▶ [Exercise inputs]
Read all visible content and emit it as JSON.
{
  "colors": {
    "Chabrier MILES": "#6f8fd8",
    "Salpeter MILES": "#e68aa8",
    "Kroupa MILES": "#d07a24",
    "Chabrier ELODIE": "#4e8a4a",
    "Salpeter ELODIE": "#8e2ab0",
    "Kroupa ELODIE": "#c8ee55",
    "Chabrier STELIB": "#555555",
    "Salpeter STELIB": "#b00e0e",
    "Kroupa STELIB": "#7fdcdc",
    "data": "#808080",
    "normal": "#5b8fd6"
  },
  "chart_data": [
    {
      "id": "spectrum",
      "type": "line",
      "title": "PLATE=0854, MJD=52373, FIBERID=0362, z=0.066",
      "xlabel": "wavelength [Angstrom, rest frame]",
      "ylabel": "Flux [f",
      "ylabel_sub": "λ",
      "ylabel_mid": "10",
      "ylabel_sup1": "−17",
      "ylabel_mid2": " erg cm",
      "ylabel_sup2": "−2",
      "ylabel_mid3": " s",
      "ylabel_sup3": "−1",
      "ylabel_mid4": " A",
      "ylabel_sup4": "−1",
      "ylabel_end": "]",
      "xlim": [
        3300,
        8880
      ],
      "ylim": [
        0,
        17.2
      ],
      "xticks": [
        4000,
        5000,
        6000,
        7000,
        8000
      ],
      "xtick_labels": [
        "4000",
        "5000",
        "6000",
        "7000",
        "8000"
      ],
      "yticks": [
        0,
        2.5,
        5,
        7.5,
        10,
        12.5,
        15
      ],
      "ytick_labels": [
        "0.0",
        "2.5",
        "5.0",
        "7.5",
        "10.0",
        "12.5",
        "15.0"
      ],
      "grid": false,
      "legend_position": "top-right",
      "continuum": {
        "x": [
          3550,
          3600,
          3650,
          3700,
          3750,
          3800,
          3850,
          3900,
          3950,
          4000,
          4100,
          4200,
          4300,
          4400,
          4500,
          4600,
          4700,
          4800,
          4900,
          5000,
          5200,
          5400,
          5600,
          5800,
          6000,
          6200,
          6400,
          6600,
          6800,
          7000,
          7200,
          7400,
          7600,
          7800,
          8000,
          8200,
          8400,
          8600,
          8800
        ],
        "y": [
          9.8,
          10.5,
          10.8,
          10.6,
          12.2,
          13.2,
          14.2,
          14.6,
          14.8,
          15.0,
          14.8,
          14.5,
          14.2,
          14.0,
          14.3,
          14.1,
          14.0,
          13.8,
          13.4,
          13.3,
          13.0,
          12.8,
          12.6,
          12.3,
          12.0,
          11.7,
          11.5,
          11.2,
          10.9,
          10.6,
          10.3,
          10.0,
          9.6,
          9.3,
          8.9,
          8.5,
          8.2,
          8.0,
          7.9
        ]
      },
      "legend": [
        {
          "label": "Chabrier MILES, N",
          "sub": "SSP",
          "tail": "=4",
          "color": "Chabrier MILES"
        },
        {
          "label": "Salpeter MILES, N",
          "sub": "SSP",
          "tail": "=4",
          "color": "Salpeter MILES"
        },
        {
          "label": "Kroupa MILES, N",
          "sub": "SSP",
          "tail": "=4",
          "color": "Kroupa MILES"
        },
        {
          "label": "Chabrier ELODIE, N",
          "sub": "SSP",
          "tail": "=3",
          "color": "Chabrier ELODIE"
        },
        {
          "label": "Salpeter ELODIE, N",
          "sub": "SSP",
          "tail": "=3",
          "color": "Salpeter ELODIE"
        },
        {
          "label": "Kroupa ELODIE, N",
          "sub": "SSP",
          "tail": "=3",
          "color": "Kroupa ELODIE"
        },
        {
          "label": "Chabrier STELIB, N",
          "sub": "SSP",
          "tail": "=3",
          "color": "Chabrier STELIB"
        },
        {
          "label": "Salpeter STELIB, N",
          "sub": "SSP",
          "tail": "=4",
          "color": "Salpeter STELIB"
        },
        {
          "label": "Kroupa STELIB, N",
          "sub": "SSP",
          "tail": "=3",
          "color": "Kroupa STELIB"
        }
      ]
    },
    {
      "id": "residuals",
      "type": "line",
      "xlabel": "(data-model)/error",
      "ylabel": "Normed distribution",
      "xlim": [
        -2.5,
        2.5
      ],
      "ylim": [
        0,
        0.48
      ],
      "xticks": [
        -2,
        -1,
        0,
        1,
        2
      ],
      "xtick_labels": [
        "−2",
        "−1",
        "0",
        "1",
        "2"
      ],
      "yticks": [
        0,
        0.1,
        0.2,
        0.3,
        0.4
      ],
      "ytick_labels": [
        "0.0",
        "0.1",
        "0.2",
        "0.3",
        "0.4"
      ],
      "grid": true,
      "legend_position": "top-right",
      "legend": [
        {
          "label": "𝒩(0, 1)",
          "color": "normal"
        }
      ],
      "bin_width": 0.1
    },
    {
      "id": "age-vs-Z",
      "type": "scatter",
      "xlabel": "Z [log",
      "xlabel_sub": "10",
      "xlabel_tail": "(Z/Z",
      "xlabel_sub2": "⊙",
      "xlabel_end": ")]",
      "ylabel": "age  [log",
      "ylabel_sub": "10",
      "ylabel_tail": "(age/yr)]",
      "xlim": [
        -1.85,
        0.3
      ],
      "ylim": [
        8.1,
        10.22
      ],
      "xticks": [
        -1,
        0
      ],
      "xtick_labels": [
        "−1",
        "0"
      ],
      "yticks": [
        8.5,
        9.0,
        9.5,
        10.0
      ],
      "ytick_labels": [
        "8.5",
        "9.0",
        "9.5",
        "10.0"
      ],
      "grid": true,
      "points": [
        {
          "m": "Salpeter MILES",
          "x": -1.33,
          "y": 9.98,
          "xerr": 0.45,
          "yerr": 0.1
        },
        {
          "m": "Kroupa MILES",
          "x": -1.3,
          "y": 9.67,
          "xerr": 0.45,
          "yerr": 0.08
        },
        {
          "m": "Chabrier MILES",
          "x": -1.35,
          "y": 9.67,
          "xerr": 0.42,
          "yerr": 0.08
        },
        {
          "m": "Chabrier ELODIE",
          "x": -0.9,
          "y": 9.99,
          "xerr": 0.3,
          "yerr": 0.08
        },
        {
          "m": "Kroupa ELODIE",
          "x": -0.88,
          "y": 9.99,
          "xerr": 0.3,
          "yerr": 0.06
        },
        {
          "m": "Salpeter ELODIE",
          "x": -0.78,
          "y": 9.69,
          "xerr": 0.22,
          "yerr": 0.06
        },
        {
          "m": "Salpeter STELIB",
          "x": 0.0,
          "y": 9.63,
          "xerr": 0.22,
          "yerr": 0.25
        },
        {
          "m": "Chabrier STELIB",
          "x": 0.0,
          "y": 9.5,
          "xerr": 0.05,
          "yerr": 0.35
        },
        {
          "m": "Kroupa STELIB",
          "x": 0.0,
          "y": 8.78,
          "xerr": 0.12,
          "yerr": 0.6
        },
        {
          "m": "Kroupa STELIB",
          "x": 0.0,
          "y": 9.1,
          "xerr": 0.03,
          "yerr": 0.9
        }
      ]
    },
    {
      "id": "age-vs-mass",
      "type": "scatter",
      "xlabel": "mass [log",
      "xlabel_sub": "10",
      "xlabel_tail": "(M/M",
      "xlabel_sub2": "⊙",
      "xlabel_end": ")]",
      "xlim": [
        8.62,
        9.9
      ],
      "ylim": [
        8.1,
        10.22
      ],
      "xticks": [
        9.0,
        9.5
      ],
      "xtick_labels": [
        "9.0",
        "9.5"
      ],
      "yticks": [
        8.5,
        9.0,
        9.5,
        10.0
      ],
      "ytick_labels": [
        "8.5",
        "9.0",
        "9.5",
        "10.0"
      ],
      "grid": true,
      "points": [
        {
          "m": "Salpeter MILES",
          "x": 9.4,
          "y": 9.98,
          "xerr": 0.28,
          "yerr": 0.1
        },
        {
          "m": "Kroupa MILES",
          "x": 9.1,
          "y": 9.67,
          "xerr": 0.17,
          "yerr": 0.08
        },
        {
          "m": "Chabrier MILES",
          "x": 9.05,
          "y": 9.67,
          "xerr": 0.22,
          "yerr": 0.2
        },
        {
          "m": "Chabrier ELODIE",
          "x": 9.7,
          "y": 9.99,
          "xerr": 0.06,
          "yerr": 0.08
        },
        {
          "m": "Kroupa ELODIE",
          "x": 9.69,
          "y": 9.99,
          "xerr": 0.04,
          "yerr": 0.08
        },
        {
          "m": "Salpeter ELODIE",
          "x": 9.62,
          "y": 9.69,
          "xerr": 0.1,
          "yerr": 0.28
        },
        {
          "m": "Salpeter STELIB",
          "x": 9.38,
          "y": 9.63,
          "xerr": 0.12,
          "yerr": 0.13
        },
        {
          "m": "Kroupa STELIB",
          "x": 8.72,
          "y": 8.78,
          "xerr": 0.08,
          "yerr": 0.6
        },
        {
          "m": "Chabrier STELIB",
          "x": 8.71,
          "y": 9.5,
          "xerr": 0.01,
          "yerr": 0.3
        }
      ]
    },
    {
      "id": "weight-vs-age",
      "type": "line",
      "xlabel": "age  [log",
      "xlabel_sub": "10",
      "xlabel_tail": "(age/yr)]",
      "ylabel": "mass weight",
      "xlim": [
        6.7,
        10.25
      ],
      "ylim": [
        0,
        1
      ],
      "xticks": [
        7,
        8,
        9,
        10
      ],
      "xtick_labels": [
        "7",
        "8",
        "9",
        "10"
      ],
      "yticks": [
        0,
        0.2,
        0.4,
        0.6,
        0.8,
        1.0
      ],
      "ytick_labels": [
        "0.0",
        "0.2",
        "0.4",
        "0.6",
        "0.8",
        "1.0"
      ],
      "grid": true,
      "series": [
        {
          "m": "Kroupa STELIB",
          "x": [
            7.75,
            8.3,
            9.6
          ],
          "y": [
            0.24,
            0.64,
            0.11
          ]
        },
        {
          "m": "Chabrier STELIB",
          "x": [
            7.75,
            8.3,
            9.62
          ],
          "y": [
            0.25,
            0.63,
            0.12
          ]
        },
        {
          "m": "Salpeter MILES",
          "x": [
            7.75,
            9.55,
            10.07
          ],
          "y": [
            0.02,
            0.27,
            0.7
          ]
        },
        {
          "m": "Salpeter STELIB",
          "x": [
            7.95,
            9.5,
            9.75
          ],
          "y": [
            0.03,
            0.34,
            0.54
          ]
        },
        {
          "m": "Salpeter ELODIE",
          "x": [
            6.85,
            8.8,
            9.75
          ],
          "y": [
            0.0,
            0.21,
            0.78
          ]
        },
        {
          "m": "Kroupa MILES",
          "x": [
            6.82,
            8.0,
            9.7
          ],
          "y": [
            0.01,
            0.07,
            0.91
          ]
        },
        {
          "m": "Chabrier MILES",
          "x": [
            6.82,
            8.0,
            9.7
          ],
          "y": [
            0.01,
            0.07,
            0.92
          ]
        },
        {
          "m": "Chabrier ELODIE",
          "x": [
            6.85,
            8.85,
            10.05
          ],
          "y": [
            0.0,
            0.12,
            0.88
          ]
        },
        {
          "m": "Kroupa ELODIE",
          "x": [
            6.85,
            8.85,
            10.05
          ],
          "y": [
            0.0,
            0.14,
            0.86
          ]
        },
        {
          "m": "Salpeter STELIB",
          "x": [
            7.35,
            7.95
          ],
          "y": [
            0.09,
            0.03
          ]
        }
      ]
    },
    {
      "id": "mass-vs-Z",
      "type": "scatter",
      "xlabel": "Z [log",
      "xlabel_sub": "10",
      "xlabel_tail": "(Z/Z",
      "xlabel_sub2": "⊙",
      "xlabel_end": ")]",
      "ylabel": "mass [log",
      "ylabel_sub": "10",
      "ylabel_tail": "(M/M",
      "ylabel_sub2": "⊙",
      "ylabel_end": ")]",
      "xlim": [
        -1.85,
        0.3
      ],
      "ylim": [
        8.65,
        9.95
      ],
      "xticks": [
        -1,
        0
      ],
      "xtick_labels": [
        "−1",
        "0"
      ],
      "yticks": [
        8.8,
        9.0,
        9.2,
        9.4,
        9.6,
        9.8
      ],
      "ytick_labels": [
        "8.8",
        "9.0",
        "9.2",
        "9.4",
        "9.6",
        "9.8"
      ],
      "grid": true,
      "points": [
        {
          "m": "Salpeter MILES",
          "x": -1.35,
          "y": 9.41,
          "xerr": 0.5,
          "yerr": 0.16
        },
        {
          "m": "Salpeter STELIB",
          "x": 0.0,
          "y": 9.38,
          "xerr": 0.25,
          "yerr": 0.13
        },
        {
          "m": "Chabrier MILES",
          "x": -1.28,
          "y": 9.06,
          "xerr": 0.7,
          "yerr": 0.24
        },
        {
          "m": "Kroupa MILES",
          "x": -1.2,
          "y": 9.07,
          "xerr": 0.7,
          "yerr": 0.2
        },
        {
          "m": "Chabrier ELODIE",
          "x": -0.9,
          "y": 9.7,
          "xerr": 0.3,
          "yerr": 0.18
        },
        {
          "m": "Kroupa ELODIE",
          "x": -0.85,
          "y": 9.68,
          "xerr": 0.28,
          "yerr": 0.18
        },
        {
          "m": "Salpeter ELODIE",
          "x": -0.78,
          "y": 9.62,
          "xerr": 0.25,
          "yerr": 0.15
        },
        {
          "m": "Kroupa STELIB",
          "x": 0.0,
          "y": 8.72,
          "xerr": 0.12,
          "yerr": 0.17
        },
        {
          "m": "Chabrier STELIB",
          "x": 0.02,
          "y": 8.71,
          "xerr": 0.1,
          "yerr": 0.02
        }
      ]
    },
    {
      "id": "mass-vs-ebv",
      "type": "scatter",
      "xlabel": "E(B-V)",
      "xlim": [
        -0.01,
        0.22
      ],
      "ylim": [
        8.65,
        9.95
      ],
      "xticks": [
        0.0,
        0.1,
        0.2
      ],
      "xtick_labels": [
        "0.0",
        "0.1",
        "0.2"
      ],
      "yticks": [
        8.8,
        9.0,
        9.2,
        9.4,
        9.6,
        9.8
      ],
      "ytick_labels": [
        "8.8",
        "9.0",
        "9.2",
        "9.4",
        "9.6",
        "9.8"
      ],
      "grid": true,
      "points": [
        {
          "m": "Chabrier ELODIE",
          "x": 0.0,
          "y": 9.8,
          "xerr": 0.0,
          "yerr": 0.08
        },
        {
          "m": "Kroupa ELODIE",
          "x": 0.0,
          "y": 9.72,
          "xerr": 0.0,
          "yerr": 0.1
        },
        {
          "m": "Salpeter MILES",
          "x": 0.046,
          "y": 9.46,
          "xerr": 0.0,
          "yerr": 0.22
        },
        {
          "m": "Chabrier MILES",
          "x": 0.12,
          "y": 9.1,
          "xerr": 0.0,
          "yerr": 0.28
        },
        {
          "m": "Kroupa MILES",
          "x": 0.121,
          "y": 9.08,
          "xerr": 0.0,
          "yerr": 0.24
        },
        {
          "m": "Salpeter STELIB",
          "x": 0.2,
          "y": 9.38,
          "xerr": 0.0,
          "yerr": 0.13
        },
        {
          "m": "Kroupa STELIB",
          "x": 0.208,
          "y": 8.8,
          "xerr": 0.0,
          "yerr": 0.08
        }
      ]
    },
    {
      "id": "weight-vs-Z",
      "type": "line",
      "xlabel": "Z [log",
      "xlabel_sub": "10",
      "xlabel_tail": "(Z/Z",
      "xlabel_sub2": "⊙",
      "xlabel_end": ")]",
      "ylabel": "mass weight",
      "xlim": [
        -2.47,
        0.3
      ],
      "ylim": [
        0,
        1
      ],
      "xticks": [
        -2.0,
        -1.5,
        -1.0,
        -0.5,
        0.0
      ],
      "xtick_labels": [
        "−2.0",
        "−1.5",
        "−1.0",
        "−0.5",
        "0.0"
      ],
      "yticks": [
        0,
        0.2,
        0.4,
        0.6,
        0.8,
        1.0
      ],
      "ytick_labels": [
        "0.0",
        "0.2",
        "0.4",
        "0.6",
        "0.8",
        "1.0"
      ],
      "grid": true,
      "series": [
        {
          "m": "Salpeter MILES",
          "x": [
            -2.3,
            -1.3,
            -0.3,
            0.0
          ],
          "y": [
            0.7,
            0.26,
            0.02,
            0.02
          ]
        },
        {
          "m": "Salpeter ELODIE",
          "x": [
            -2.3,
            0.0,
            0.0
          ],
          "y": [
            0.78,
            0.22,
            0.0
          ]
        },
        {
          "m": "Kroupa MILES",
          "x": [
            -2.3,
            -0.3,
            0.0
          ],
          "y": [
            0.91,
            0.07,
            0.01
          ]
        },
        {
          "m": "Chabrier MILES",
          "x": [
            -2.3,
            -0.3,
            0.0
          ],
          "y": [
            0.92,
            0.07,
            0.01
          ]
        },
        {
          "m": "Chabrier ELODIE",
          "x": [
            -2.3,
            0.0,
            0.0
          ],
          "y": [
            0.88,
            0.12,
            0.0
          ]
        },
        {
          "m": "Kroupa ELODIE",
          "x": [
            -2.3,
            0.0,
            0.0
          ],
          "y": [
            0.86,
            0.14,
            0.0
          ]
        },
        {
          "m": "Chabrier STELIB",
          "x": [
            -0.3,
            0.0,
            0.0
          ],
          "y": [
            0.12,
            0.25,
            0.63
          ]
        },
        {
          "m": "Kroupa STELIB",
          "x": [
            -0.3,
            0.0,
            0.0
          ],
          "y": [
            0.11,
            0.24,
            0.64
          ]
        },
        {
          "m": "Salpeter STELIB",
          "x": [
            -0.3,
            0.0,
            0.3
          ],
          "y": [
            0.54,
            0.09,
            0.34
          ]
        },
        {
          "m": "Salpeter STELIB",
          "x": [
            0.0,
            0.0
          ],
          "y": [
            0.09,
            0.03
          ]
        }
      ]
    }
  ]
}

▶ [Given instruction]
Among the entries above, identify all lines with "mass" and copy them.

▶ [Solution to the problem]
      "id": "age-vs-mass",
      "xlabel": "mass [log",
      "ylabel": "mass weight",
      "id": "mass-vs-Z",
      "ylabel": "mass [log",
      "id": "mass-vs-ebv",
      "ylabel": "mass weight",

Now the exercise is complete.